(Instruction): The exercise asks you to copy every line below in which "Carbon" appears.
[BEGIN]
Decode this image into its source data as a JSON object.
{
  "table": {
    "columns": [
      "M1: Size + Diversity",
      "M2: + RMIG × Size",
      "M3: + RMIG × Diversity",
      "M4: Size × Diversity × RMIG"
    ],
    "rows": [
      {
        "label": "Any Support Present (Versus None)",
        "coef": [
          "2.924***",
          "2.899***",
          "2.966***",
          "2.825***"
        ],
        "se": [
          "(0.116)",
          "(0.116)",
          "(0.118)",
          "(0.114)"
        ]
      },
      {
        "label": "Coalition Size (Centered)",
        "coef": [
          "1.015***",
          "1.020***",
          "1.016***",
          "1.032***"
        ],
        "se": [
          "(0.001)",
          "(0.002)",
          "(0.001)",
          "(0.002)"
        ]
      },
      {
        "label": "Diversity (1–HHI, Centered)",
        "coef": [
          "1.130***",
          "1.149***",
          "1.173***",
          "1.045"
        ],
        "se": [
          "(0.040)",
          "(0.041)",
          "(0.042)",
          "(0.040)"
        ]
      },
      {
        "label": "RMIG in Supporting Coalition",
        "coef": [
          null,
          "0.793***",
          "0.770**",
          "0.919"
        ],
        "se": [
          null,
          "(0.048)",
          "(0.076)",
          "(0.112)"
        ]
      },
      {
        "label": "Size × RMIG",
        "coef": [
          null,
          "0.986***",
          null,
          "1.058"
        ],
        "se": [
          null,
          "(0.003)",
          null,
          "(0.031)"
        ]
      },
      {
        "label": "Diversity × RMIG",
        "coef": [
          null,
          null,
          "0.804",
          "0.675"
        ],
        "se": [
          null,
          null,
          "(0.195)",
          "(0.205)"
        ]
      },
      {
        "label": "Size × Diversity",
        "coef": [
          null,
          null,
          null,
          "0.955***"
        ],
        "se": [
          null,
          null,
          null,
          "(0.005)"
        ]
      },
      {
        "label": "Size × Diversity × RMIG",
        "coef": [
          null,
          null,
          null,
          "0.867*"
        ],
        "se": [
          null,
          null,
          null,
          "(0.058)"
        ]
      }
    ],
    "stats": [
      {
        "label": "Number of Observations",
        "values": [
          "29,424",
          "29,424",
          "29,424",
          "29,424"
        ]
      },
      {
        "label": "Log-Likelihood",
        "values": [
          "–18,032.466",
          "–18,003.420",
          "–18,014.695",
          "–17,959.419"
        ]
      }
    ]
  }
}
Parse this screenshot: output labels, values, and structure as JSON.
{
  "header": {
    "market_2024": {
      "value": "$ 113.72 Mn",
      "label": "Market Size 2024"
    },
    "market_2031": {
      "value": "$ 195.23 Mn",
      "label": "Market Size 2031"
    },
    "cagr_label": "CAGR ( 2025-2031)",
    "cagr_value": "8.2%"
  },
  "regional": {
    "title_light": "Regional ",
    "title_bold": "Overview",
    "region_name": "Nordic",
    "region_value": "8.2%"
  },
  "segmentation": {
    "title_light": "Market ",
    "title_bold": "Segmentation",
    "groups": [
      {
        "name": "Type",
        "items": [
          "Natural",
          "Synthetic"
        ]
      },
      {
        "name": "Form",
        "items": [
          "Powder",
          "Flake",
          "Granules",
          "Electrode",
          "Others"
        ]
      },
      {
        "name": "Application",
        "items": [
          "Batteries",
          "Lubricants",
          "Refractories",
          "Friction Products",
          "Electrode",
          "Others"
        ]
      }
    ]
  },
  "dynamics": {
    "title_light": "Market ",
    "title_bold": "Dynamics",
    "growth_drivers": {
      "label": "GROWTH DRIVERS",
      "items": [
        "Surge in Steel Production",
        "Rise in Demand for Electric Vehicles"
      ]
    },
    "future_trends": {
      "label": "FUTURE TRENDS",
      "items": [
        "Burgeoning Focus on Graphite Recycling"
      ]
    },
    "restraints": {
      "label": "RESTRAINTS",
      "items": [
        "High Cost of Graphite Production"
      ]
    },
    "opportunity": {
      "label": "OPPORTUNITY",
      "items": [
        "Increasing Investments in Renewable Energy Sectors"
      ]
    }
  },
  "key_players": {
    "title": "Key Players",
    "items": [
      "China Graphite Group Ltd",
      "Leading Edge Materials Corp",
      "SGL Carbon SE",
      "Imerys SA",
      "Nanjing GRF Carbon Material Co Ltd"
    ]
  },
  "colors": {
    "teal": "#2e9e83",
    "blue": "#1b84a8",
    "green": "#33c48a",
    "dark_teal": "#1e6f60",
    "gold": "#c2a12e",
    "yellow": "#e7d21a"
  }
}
[END]
(Output):
      "SGL Carbon SE",
      "Nanjing GRF Carbon Material Co Ltd"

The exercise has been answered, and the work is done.